'''
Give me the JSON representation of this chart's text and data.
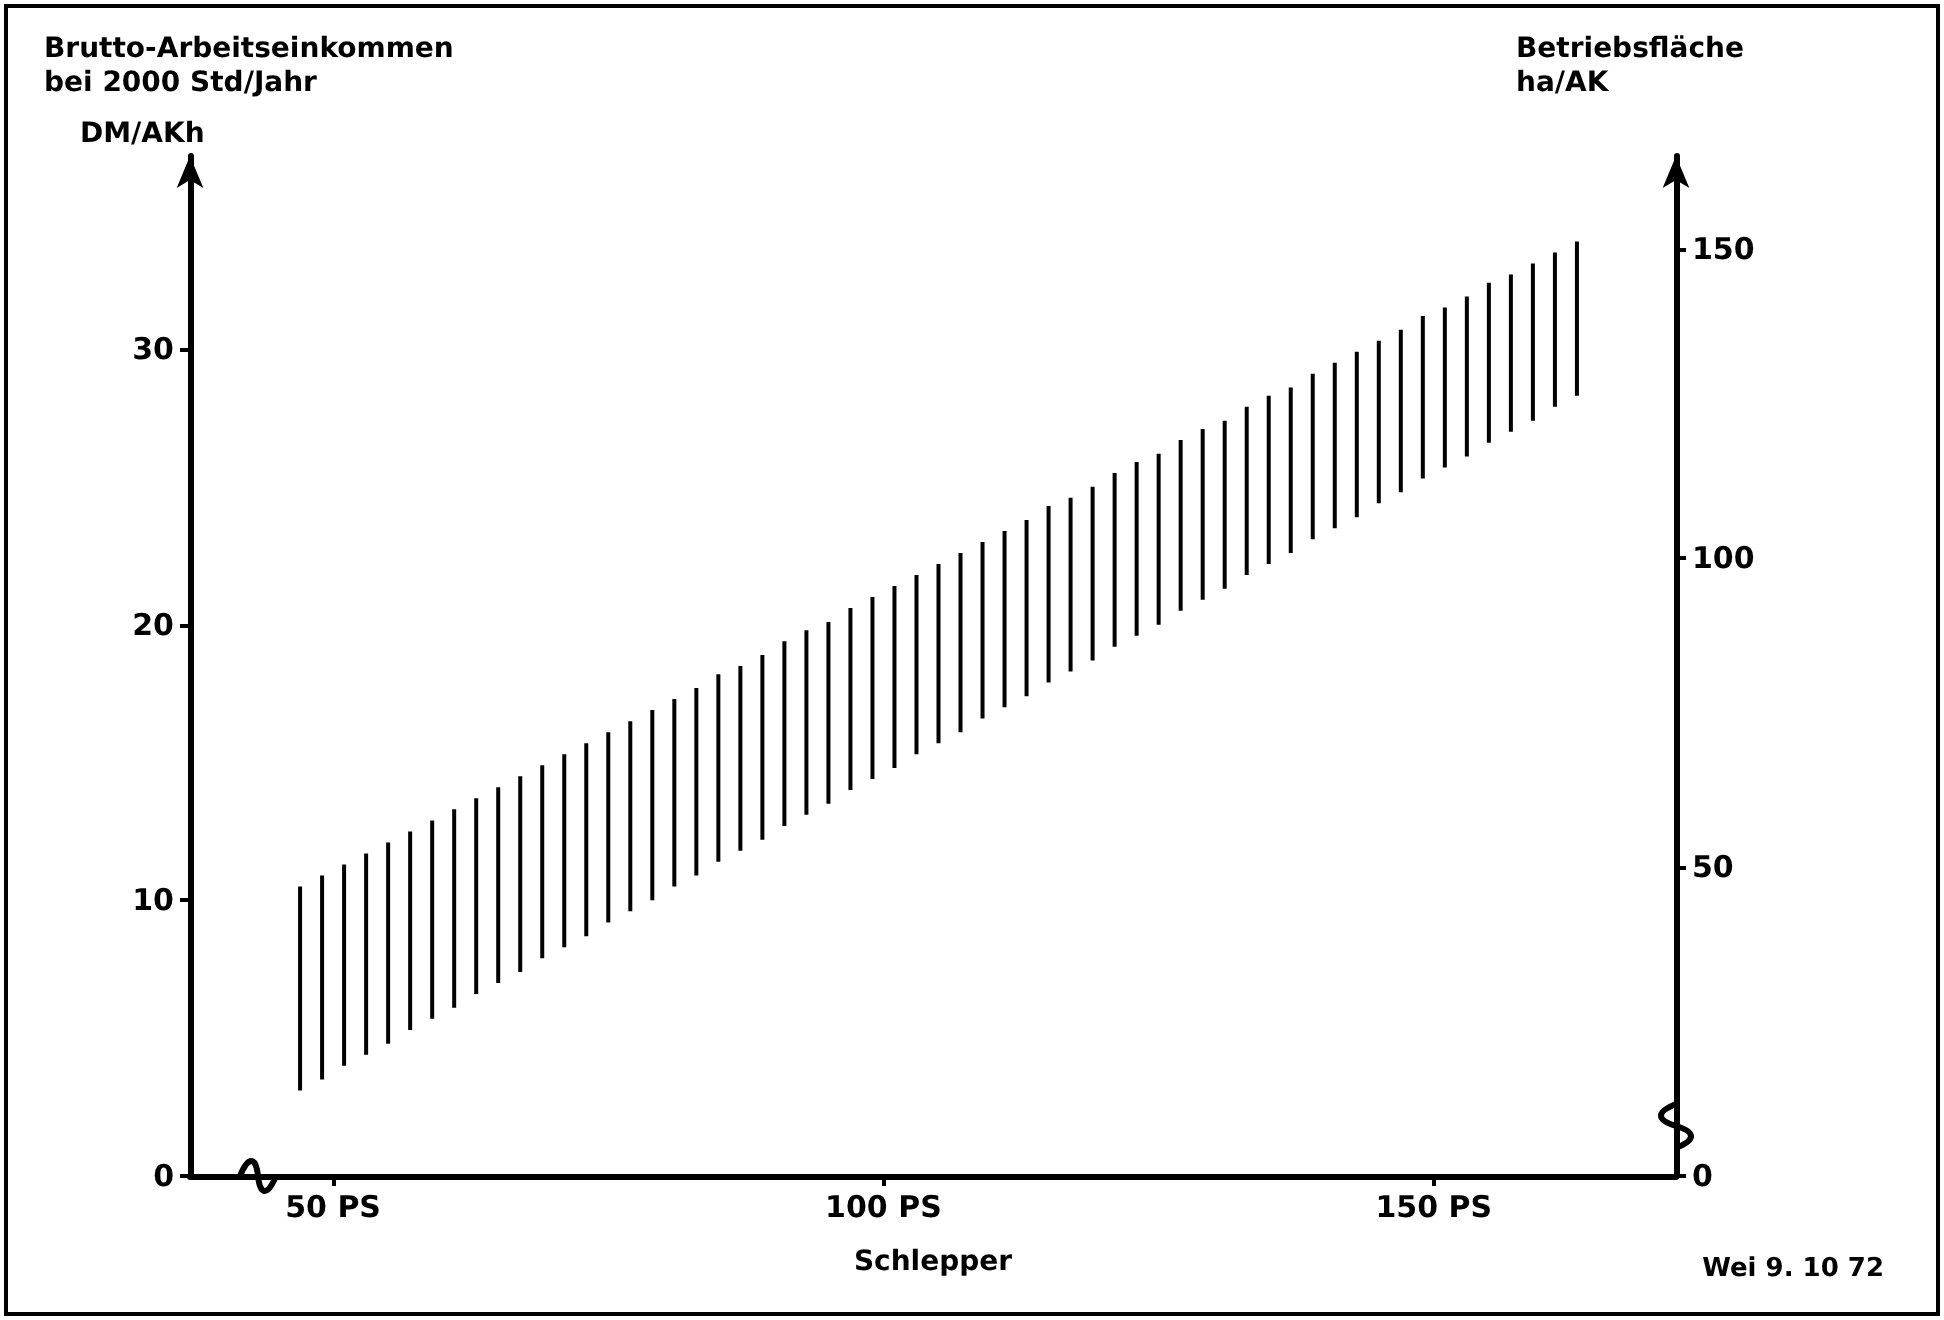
{
  "chart_data": {
    "type": "bar",
    "xlabel": "Schlepper",
    "ylabel": "Brutto-Arbeitseinkommen\nbei 2000 Std/Jahr",
    "y2label": "Betriebsfläche\nha/AK",
    "annotations": [
      "DM/AKh",
      "Wei 9. 10 72"
    ],
    "x": [
      47,
      49,
      51,
      53,
      55,
      57,
      59,
      61,
      63,
      65,
      67,
      69,
      71,
      73,
      75,
      77,
      79,
      81,
      83,
      85,
      87,
      89,
      91,
      93,
      95,
      97,
      99,
      101,
      103,
      105,
      107,
      109,
      111,
      113,
      115,
      117,
      119,
      121,
      123,
      125,
      127,
      129,
      131,
      133,
      135,
      137,
      139,
      141,
      143,
      145,
      147,
      149,
      151,
      153,
      155,
      157,
      159,
      161,
      163
    ],
    "base": [
      3.1,
      3.5,
      4.0,
      4.4,
      4.8,
      5.3,
      5.7,
      6.1,
      6.6,
      7.0,
      7.4,
      7.9,
      8.3,
      8.7,
      9.2,
      9.6,
      10.0,
      10.5,
      10.9,
      11.4,
      11.8,
      12.2,
      12.7,
      13.1,
      13.5,
      14.0,
      14.4,
      14.8,
      15.3,
      15.7,
      16.1,
      16.6,
      17.0,
      17.4,
      17.9,
      18.3,
      18.7,
      19.2,
      19.6,
      20.0,
      20.5,
      20.9,
      21.3,
      21.8,
      22.2,
      22.6,
      23.1,
      23.5,
      23.9,
      24.4,
      24.8,
      25.3,
      25.7,
      26.1,
      26.6,
      27.0,
      27.4,
      27.9,
      28.3
    ],
    "values": [
      7.4,
      7.4,
      7.3,
      7.3,
      7.3,
      7.2,
      7.2,
      7.2,
      7.1,
      7.1,
      7.1,
      7.0,
      7.0,
      7.0,
      6.9,
      6.9,
      6.9,
      6.8,
      6.8,
      6.8,
      6.7,
      6.7,
      6.7,
      6.7,
      6.6,
      6.6,
      6.6,
      6.6,
      6.5,
      6.5,
      6.5,
      6.4,
      6.4,
      6.4,
      6.4,
      6.3,
      6.3,
      6.3,
      6.3,
      6.2,
      6.2,
      6.2,
      6.1,
      6.1,
      6.1,
      6.0,
      6.0,
      6.0,
      6.0,
      5.9,
      5.9,
      5.9,
      5.8,
      5.8,
      5.8,
      5.7,
      5.7,
      5.6,
      5.6
    ],
    "color": "#000000",
    "xlim": [
      37,
      172
    ],
    "xticks": [
      {
        "value": 50,
        "label": "50 PS"
      },
      {
        "value": 100,
        "label": "100 PS"
      },
      {
        "value": 150,
        "label": "150 PS"
      }
    ],
    "ylim": [
      0,
      37
    ],
    "yticks": [
      0,
      10,
      20,
      30
    ],
    "y2lim": [
      0,
      165
    ],
    "y2ticks": [
      0,
      50,
      100,
      150
    ],
    "grid": false
  }
}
'''
Go through the listing above and quote it exactly, apart from its images.

Give me the JSON representation of this chart's text and data.
{
  "chart_data": {
    "type": "bar",
    "xlabel": "Schlepper",
    "ylabel": "Brutto-Arbeitseinkommen\nbei 2000 Std/Jahr",
    "y2label": "Betriebsfläche\nha/AK",
    "annotations": [
      "DM/AKh",
      "Wei 9. 10 72"
    ],
    "x": [
      47,
      49,
      51,
      53,
      55,
      57,
      59,
      61,
      63,
      65,
      67,
      69,
      71,
      73,
      75,
      77,
      79,
      81,
      83,
      85,
      87,
      89,
      91,
      93,
      95,
      97,
      99,
      101,
      103,
      105,
      107,
      109,
      111,
      113,
      115,
      117,
      119,
      121,
      123,
      125,
      127,
      129,
      131,
      133,
      135,
      137,
      139,
      141,
      143,
      145,
      147,
      149,
      151,
      153,
      155,
      157,
      159,
      161,
      163
    ],
    "base": [
      3.1,
      3.5,
      4.0,
      4.4,
      4.8,
      5.3,
      5.7,
      6.1,
      6.6,
      7.0,
      7.4,
      7.9,
      8.3,
      8.7,
      9.2,
      9.6,
      10.0,
      10.5,
      10.9,
      11.4,
      11.8,
      12.2,
      12.7,
      13.1,
      13.5,
      14.0,
      14.4,
      14.8,
      15.3,
      15.7,
      16.1,
      16.6,
      17.0,
      17.4,
      17.9,
      18.3,
      18.7,
      19.2,
      19.6,
      20.0,
      20.5,
      20.9,
      21.3,
      21.8,
      22.2,
      22.6,
      23.1,
      23.5,
      23.9,
      24.4,
      24.8,
      25.3,
      25.7,
      26.1,
      26.6,
      27.0,
      27.4,
      27.9,
      28.3
    ],
    "values": [
      7.4,
      7.4,
      7.3,
      7.3,
      7.3,
      7.2,
      7.2,
      7.2,
      7.1,
      7.1,
      7.1,
      7.0,
      7.0,
      7.0,
      6.9,
      6.9,
      6.9,
      6.8,
      6.8,
      6.8,
      6.7,
      6.7,
      6.7,
      6.7,
      6.6,
      6.6,
      6.6,
      6.6,
      6.5,
      6.5,
      6.5,
      6.4,
      6.4,
      6.4,
      6.4,
      6.3,
      6.3,
      6.3,
      6.3,
      6.2,
      6.2,
      6.2,
      6.1,
      6.1,
      6.1,
      6.0,
      6.0,
      6.0,
      6.0,
      5.9,
      5.9,
      5.9,
      5.8,
      5.8,
      5.8,
      5.7,
      5.7,
      5.6,
      5.6
    ],
    "color": "#000000",
    "xlim": [
      37,
      172
    ],
    "xticks": [
      {
        "value": 50,
        "label": "50 PS"
      },
      {
        "value": 100,
        "label": "100 PS"
      },
      {
        "value": 150,
        "label": "150 PS"
      }
    ],
    "ylim": [
      0,
      37
    ],
    "yticks": [
      0,
      10,
      20,
      30
    ],
    "y2lim": [
      0,
      165
    ],
    "y2ticks": [
      0,
      50,
      100,
      150
    ],
    "grid": false
  }
}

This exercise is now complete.